** start of Supplied material **

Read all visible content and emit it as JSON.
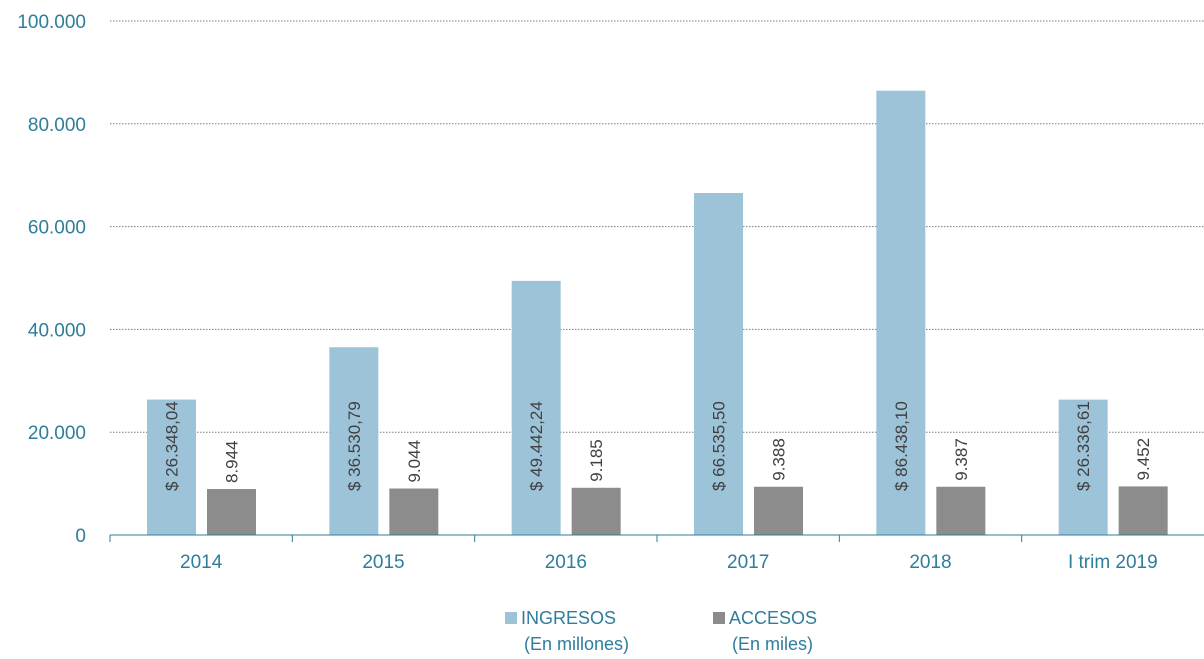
{
  "colors": {
    "ingresos": "#9DC3D9",
    "accesos": "#8C8C8C",
    "axis_text": "#2E7D9B",
    "grid": "#7F7F7F",
    "axis_line": "#2E7D9B"
  },
  "chart_data": {
    "type": "bar",
    "categories": [
      "2014",
      "2015",
      "2016",
      "2017",
      "2018",
      "I trim 2019"
    ],
    "ylim": [
      0,
      100000
    ],
    "yticks": [
      0,
      20000,
      40000,
      60000,
      80000,
      100000
    ],
    "ytick_labels": [
      "0",
      "20.000",
      "40.000",
      "60.000",
      "80.000",
      "100.000"
    ],
    "grid": true,
    "legend_position": "bottom",
    "series": [
      {
        "name": "INGRESOS",
        "name_line2": "(En millones)",
        "values": [
          26348.04,
          36530.79,
          49442.24,
          66535.5,
          86438.1,
          26336.61
        ],
        "labels": [
          "$ 26.348,04",
          "$ 36.530,79",
          "$ 49.442,24",
          "$ 66.535,50",
          "$ 86.438,10",
          "$ 26.336,61"
        ]
      },
      {
        "name": "ACCESOS",
        "name_line2": "(En miles)",
        "values": [
          8944,
          9044,
          9185,
          9388,
          9387,
          9452
        ],
        "labels": [
          "8.944",
          "9.044",
          "9.185",
          "9.388",
          "9.387",
          "9.452"
        ]
      }
    ]
  }
}
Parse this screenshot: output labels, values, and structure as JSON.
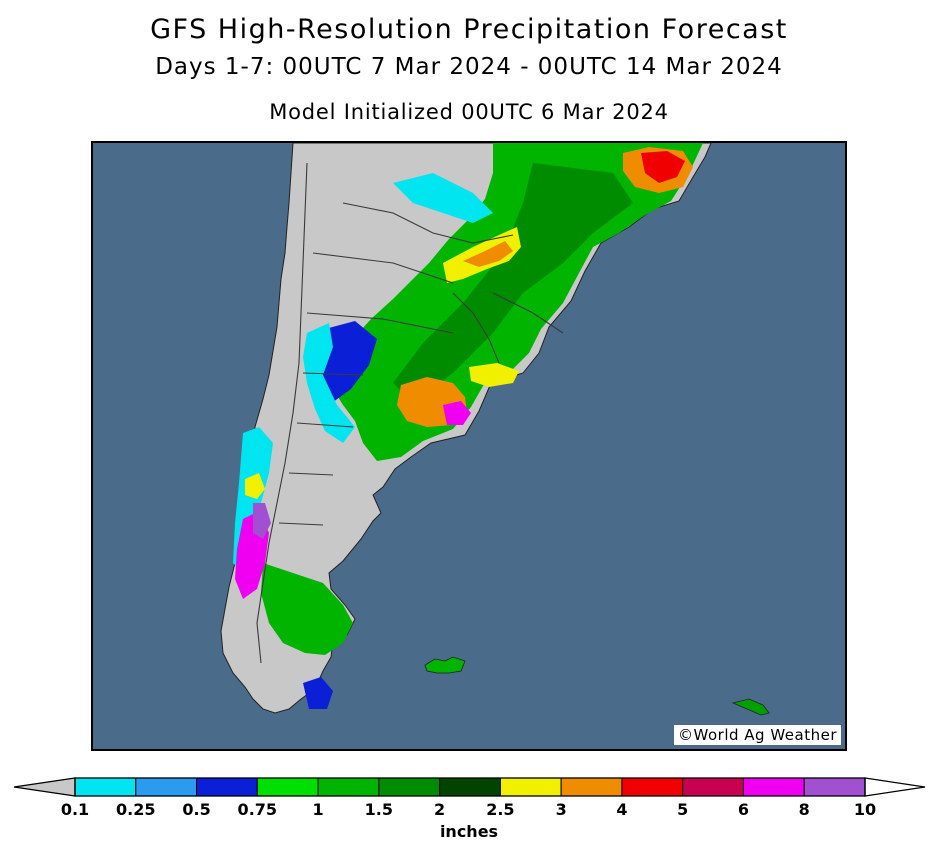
{
  "header": {
    "title": "GFS High-Resolution Precipitation Forecast",
    "subtitle": "Days 1-7: 00UTC 7 Mar 2024 - 00UTC 14 Mar 2024",
    "init": "Model Initialized 00UTC 6 Mar 2024"
  },
  "map": {
    "credit": "©World Ag Weather",
    "colors": {
      "ocean": "#4a6b8a",
      "land": "#c8c8c8",
      "border": "#3a3a3a"
    }
  },
  "legend": {
    "units": "inches",
    "below_color": "#c8c8c8",
    "above_color": "#ffffff",
    "bins": [
      {
        "color": "#00e5f0"
      },
      {
        "color": "#2b9bf0"
      },
      {
        "color": "#0a1fd6"
      },
      {
        "color": "#00e000"
      },
      {
        "color": "#00b400"
      },
      {
        "color": "#008c00"
      },
      {
        "color": "#004400"
      },
      {
        "color": "#f0f000"
      },
      {
        "color": "#f08c00"
      },
      {
        "color": "#f00000"
      },
      {
        "color": "#c80050"
      },
      {
        "color": "#f000f0"
      },
      {
        "color": "#a050d0"
      }
    ],
    "labels": [
      "0.1",
      "0.25",
      "0.5",
      "0.75",
      "1",
      "1.5",
      "2",
      "2.5",
      "3",
      "4",
      "5",
      "6",
      "8",
      "10"
    ]
  }
}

** end of Supplied material **

_Request_. Can you restate all the records above word for word while dropping the pictures?

_Solution to this problem_.
Read all visible content and emit it as JSON.
{
  "colors": {
    "ingresos": "#9DC3D9",
    "accesos": "#8C8C8C",
    "axis_text": "#2E7D9B",
    "grid": "#7F7F7F",
    "axis_line": "#2E7D9B"
  },
  "chart_data": {
    "type": "bar",
    "categories": [
      "2014",
      "2015",
      "2016",
      "2017",
      "2018",
      "I trim 2019"
    ],
    "ylim": [
      0,
      100000
    ],
    "yticks": [
      0,
      20000,
      40000,
      60000,
      80000,
      100000
    ],
    "ytick_labels": [
      "0",
      "20.000",
      "40.000",
      "60.000",
      "80.000",
      "100.000"
    ],
    "grid": true,
    "legend_position": "bottom",
    "series": [
      {
        "name": "INGRESOS",
        "name_line2": "(En millones)",
        "values": [
          26348.04,
          36530.79,
          49442.24,
          66535.5,
          86438.1,
          26336.61
        ],
        "labels": [
          "$ 26.348,04",
          "$ 36.530,79",
          "$ 49.442,24",
          "$ 66.535,50",
          "$ 86.438,10",
          "$ 26.336,61"
        ]
      },
      {
        "name": "ACCESOS",
        "name_line2": "(En miles)",
        "values": [
          8944,
          9044,
          9185,
          9388,
          9387,
          9452
        ],
        "labels": [
          "8.944",
          "9.044",
          "9.185",
          "9.388",
          "9.387",
          "9.452"
        ]
      }
    ]
  }
}
Parse this screenshot: output labels, values, and structure as JSON.
{
  "header": {
    "title": "GFS High-Resolution Precipitation Forecast",
    "subtitle": "Days 1-7: 00UTC 7 Mar 2024 - 00UTC 14 Mar 2024",
    "init": "Model Initialized 00UTC 6 Mar 2024"
  },
  "map": {
    "credit": "©World Ag Weather",
    "colors": {
      "ocean": "#4a6b8a",
      "land": "#c8c8c8",
      "border": "#3a3a3a"
    }
  },
  "legend": {
    "units": "inches",
    "below_color": "#c8c8c8",
    "above_color": "#ffffff",
    "bins": [
      {
        "color": "#00e5f0"
      },
      {
        "color": "#2b9bf0"
      },
      {
        "color": "#0a1fd6"
      },
      {
        "color": "#00e000"
      },
      {
        "color": "#00b400"
      },
      {
        "color": "#008c00"
      },
      {
        "color": "#004400"
      },
      {
        "color": "#f0f000"
      },
      {
        "color": "#f08c00"
      },
      {
        "color": "#f00000"
      },
      {
        "color": "#c80050"
      },
      {
        "color": "#f000f0"
      },
      {
        "color": "#a050d0"
      }
    ],
    "labels": [
      "0.1",
      "0.25",
      "0.5",
      "0.75",
      "1",
      "1.5",
      "2",
      "2.5",
      "3",
      "4",
      "5",
      "6",
      "8",
      "10"
    ]
  }
}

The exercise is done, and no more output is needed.